DIRECTIVE: Copy out exactly the lines from the line containing "Extract the structured" to the end of the listing.

ENTRIES SUPPLIED:
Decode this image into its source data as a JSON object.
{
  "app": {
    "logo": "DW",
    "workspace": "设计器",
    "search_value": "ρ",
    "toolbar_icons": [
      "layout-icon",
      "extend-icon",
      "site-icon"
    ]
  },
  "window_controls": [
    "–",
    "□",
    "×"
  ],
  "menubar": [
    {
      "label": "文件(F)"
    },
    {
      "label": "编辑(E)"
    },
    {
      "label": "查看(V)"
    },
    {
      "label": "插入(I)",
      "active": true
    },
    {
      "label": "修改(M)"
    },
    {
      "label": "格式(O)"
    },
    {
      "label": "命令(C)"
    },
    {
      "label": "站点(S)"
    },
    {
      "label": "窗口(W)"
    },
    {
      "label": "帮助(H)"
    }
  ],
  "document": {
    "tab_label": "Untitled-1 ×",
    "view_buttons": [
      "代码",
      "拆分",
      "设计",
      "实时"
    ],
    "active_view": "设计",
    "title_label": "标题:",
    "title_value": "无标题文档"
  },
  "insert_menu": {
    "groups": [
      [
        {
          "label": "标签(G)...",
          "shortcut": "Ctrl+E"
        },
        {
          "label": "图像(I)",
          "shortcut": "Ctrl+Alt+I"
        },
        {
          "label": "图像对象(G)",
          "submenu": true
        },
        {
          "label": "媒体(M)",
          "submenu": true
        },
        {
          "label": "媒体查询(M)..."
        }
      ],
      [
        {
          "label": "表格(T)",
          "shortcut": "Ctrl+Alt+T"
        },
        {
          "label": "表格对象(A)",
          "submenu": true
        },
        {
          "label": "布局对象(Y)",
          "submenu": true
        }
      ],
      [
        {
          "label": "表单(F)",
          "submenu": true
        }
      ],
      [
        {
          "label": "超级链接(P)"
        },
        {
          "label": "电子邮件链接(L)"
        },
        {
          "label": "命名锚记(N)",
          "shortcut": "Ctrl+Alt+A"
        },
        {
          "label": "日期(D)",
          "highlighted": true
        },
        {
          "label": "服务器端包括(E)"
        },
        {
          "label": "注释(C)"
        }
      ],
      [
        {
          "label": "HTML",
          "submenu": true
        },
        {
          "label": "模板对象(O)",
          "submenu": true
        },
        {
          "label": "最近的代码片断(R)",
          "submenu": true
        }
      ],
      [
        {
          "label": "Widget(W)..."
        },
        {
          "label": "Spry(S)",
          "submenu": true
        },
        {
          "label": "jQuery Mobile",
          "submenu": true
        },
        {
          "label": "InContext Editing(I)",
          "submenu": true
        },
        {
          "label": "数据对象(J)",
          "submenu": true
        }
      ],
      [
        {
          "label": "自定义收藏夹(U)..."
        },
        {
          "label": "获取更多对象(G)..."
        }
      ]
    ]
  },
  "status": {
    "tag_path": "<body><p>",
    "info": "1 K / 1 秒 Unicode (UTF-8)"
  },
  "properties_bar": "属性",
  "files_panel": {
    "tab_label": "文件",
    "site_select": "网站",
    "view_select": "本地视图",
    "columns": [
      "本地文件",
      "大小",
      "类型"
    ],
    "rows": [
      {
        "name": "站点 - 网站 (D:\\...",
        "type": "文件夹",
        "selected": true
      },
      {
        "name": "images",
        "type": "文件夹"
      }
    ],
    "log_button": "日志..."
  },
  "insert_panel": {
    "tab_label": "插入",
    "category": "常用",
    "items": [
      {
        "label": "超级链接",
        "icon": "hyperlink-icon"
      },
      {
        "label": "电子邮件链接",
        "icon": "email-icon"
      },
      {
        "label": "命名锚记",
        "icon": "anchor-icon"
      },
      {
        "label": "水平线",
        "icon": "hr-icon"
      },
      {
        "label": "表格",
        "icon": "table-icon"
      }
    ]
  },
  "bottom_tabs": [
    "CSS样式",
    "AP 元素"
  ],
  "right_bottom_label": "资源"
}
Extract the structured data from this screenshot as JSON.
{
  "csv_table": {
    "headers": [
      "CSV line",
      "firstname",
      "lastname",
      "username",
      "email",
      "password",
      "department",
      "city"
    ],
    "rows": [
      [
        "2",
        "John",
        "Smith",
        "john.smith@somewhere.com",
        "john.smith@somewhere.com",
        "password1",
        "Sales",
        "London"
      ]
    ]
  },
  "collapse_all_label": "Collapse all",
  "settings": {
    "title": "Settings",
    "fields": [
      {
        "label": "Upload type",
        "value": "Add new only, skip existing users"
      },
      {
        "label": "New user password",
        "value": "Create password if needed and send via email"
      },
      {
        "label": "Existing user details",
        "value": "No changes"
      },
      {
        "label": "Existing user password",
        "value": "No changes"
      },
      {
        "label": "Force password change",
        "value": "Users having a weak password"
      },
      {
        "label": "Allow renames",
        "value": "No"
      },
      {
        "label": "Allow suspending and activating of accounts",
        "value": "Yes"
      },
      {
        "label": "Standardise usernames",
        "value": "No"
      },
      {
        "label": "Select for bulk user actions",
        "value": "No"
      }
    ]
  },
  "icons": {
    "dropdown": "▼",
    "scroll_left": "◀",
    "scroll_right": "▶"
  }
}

OUTPUT BELOW:
Extract the structured data from this screenshot as JSON.
{
  "csv_table": {
    "headers": [
      "CSV line",
      "firstname",
      "lastname",
      "username",
      "email",
      "password",
      "department",
      "city"
    ],
    "rows": [
      [
        "2",
        "John",
        "Smith",
        "john.smith@somewhere.com",
        "john.smith@somewhere.com",
        "password1",
        "Sales",
        "London"
      ]
    ]
  },
  "collapse_all_label": "Collapse all",
  "settings": {
    "title": "Settings",
    "fields": [
      {
        "label": "Upload type",
        "value": "Add new only, skip existing users"
      },
      {
        "label": "New user password",
        "value": "Create password if needed and send via email"
      },
      {
        "label": "Existing user details",
        "value": "No changes"
      },
      {
        "label": "Existing user password",
        "value": "No changes"
      },
      {
        "label": "Force password change",
        "value": "Users having a weak password"
      },
      {
        "label": "Allow renames",
        "value": "No"
      },
      {
        "label": "Allow suspending and activating of accounts",
        "value": "Yes"
      },
      {
        "label": "Standardise usernames",
        "value": "No"
      },
      {
        "label": "Select for bulk user actions",
        "value": "No"
      }
    ]
  },
  "icons": {
    "dropdown": "▼",
    "scroll_left": "◀",
    "scroll_right": "▶"
  }
}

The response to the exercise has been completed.